• **What to work on**: Pull out every line with the word "dernière" from the entries below.

Data entries:
▬▬▬▬▬▬
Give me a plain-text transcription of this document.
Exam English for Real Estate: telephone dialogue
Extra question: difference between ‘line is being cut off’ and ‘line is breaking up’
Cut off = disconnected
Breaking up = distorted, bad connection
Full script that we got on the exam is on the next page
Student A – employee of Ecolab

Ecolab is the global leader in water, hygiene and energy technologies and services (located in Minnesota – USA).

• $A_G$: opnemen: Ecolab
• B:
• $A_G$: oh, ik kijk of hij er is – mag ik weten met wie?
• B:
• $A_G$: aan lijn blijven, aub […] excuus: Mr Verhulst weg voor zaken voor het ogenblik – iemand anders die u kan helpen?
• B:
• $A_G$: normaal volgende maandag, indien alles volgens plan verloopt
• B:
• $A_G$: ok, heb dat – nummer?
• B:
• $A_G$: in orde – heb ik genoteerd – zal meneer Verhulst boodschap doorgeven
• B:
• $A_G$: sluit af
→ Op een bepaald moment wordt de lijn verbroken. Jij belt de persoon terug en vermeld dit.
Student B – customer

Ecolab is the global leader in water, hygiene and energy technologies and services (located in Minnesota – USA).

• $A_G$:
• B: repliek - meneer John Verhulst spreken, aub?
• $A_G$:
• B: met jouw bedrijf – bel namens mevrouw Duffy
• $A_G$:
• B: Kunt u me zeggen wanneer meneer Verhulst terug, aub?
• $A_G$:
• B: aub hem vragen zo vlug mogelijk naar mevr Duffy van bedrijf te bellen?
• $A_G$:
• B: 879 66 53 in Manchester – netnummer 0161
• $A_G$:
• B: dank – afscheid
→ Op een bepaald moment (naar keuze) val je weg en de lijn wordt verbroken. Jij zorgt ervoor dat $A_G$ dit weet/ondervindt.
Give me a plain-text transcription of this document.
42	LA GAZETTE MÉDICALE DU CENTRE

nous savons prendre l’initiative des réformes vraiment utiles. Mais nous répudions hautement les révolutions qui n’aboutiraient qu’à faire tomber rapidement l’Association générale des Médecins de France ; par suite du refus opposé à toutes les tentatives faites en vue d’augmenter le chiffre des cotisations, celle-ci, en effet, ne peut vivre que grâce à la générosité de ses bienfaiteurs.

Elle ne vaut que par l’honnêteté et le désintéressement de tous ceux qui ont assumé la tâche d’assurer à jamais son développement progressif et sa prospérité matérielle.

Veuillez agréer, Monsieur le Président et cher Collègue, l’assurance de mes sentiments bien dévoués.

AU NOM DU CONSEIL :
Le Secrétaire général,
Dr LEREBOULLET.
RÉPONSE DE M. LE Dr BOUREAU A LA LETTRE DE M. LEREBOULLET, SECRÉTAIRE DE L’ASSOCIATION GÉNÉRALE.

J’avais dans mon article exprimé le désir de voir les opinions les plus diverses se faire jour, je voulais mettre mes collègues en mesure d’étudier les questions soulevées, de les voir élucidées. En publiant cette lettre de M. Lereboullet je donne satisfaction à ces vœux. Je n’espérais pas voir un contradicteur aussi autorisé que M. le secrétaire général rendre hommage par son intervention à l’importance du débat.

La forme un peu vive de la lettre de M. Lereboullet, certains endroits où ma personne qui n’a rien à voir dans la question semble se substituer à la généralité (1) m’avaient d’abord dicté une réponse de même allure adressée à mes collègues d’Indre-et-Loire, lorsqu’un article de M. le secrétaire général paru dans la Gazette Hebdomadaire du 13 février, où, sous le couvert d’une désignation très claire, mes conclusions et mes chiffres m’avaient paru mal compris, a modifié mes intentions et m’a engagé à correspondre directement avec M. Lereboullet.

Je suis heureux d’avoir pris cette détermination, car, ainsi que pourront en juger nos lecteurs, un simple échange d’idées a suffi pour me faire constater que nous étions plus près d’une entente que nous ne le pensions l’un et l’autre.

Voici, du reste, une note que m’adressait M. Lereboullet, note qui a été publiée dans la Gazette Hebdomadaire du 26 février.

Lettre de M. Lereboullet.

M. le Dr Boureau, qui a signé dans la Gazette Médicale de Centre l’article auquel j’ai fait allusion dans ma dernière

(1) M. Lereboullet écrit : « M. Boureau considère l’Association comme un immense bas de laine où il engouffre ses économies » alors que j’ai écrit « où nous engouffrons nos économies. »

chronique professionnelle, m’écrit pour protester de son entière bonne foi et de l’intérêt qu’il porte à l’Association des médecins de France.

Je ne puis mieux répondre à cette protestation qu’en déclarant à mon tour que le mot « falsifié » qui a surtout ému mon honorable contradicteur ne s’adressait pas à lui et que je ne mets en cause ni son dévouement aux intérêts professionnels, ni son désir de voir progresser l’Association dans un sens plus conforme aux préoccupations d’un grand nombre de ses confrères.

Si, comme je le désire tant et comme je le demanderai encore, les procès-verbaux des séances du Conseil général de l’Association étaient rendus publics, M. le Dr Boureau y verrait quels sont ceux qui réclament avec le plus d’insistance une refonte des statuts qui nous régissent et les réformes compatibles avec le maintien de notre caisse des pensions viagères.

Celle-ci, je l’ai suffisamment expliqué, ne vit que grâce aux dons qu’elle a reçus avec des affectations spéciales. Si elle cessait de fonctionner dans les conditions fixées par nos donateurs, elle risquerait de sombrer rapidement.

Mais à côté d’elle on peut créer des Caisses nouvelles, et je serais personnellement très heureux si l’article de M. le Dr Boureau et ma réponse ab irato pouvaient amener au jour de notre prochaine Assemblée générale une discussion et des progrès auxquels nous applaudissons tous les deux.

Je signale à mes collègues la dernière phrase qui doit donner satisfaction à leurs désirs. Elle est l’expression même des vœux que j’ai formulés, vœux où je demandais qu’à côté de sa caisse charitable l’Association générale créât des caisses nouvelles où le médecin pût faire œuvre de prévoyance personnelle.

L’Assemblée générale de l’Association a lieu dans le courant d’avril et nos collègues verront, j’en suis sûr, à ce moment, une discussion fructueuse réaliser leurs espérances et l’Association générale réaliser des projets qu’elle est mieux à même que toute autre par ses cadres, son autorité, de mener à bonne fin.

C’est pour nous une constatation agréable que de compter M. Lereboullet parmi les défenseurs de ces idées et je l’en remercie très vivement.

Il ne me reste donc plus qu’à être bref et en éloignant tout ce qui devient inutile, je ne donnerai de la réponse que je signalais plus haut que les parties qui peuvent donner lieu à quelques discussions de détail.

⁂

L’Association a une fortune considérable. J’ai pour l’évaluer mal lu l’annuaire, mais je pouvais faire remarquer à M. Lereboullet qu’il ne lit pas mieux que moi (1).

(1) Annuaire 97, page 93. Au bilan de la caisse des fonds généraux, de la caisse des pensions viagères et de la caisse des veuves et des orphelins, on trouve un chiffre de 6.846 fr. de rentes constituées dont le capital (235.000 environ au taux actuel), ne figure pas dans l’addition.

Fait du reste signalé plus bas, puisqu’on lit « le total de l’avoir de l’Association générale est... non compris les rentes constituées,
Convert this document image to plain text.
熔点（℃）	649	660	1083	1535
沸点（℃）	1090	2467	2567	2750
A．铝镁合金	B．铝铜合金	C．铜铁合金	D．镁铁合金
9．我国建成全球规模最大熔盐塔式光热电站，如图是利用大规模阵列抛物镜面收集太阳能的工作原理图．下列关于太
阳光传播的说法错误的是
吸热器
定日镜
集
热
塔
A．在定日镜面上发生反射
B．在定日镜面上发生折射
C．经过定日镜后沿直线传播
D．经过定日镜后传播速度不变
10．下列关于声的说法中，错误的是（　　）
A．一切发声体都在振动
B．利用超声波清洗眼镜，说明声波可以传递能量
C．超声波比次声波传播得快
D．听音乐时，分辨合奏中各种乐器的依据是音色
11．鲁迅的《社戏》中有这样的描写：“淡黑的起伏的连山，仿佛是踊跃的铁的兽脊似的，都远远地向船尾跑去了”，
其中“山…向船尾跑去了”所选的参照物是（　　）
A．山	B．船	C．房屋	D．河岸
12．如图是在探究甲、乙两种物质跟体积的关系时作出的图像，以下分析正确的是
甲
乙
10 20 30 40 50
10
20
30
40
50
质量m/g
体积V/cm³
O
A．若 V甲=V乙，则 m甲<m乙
▬▬▬▬▬▬
• **Complete output**:
M. le Dr Boureau, qui a signé dans la Gazette Médicale de Centre l’article auquel j’ai fait allusion dans ma dernière
Je signale à mes collègues la dernière phrase qui doit donner satisfaction à leurs désirs. Elle est l’expression même des vœux que j’ai formulés, vœux où je demandais qu’à côté de sa caisse charitable l’Association générale créât des caisses nouvelles où le médecin pût faire œuvre de prévoyance personnelle.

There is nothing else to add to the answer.